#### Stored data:
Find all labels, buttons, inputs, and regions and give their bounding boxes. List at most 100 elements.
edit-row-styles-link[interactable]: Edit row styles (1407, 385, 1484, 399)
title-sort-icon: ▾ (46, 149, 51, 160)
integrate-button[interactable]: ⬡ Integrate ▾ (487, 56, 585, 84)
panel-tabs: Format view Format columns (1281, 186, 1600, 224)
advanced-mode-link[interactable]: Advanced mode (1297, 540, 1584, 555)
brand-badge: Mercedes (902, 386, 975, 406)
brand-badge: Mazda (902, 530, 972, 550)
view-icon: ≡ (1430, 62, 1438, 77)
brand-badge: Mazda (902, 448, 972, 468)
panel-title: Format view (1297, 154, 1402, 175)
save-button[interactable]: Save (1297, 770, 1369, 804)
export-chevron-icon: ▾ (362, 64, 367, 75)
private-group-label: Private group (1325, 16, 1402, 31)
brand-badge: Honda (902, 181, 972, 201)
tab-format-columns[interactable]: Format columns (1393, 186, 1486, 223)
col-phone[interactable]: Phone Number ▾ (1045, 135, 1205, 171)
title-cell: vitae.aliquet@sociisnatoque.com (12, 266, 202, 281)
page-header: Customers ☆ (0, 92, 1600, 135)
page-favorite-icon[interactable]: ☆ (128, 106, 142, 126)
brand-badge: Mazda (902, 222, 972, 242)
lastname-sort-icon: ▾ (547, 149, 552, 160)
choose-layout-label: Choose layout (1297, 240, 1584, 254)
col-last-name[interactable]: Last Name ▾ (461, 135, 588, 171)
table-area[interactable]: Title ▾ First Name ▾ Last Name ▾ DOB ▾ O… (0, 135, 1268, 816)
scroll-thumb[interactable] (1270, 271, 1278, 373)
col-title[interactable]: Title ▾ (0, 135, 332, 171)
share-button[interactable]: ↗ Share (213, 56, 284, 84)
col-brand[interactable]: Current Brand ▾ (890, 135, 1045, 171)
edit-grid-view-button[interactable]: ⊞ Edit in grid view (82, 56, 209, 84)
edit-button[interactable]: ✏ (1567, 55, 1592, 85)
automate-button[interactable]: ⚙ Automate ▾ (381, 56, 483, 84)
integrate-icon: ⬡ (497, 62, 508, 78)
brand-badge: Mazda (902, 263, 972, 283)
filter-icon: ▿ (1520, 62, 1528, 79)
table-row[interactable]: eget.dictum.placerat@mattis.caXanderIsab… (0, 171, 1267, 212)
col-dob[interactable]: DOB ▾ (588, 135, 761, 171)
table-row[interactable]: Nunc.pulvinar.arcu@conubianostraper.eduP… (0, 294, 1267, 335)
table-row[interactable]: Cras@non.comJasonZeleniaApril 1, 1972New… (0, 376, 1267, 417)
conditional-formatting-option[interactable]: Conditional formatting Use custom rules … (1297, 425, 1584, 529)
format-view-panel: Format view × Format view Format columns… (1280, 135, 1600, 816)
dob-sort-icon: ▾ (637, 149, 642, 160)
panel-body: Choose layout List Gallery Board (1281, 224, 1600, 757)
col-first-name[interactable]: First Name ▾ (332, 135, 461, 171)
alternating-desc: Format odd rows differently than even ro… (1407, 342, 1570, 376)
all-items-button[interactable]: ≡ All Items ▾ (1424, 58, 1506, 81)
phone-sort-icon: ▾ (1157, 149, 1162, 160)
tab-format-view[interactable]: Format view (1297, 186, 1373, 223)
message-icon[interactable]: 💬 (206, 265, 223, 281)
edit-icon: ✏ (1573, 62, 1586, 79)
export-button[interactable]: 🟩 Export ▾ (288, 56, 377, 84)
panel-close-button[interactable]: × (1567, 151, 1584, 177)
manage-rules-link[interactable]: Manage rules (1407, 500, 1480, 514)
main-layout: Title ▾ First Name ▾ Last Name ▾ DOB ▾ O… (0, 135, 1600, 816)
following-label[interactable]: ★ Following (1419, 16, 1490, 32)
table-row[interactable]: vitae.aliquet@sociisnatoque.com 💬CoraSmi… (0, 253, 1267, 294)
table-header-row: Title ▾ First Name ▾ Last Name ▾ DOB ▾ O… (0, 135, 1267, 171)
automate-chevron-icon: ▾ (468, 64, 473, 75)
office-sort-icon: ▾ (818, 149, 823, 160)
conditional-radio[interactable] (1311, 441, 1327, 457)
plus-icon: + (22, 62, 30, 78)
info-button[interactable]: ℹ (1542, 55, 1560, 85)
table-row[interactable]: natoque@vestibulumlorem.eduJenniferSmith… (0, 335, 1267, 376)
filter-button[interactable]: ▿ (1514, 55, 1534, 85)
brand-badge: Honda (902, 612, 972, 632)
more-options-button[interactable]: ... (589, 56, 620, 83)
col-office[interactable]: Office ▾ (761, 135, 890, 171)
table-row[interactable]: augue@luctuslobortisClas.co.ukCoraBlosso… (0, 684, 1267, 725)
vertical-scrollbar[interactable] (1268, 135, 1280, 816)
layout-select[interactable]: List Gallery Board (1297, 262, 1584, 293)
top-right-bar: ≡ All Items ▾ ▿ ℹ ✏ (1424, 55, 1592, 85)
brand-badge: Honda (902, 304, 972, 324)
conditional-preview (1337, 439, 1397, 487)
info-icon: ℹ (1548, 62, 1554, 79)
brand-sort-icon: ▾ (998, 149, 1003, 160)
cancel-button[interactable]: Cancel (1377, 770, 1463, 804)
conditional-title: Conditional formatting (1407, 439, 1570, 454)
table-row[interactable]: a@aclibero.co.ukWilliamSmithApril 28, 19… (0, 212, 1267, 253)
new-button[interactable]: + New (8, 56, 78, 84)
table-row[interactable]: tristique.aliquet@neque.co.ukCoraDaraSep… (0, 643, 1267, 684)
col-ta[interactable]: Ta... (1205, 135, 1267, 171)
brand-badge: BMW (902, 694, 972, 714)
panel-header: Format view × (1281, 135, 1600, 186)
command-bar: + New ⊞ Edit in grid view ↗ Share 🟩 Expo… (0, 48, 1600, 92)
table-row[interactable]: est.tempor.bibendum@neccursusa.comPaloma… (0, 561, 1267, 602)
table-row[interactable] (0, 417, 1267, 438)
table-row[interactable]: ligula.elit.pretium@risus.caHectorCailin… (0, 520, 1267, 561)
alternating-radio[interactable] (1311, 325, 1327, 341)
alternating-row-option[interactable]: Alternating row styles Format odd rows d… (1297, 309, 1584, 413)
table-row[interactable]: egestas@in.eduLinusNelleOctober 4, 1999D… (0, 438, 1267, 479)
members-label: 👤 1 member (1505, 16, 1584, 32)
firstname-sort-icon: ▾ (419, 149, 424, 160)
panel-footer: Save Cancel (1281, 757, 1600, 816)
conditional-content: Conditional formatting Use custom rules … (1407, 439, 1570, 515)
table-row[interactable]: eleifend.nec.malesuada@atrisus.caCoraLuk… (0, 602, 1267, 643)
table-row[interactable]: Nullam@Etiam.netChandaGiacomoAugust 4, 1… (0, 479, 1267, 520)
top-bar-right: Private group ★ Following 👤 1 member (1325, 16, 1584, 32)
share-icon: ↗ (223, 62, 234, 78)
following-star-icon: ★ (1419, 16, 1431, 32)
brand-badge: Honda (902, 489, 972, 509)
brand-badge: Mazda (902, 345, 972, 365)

#### Task details:
Rewrite the data from its first line up to and including the line with "panel-tabs: Format view", swapping "bounding boxes" for "coordinates" and leaving everything else unchanged.

#### Written response:
Find all labels, buttons, inputs, and regions and give their coordinates. List at most 100 elements.
edit-row-styles-link[interactable]: Edit row styles (1407, 385, 1484, 399)
title-sort-icon: ▾ (46, 149, 51, 160)
integrate-button[interactable]: ⬡ Integrate ▾ (487, 56, 585, 84)
panel-tabs: Format view Format columns (1281, 186, 1600, 224)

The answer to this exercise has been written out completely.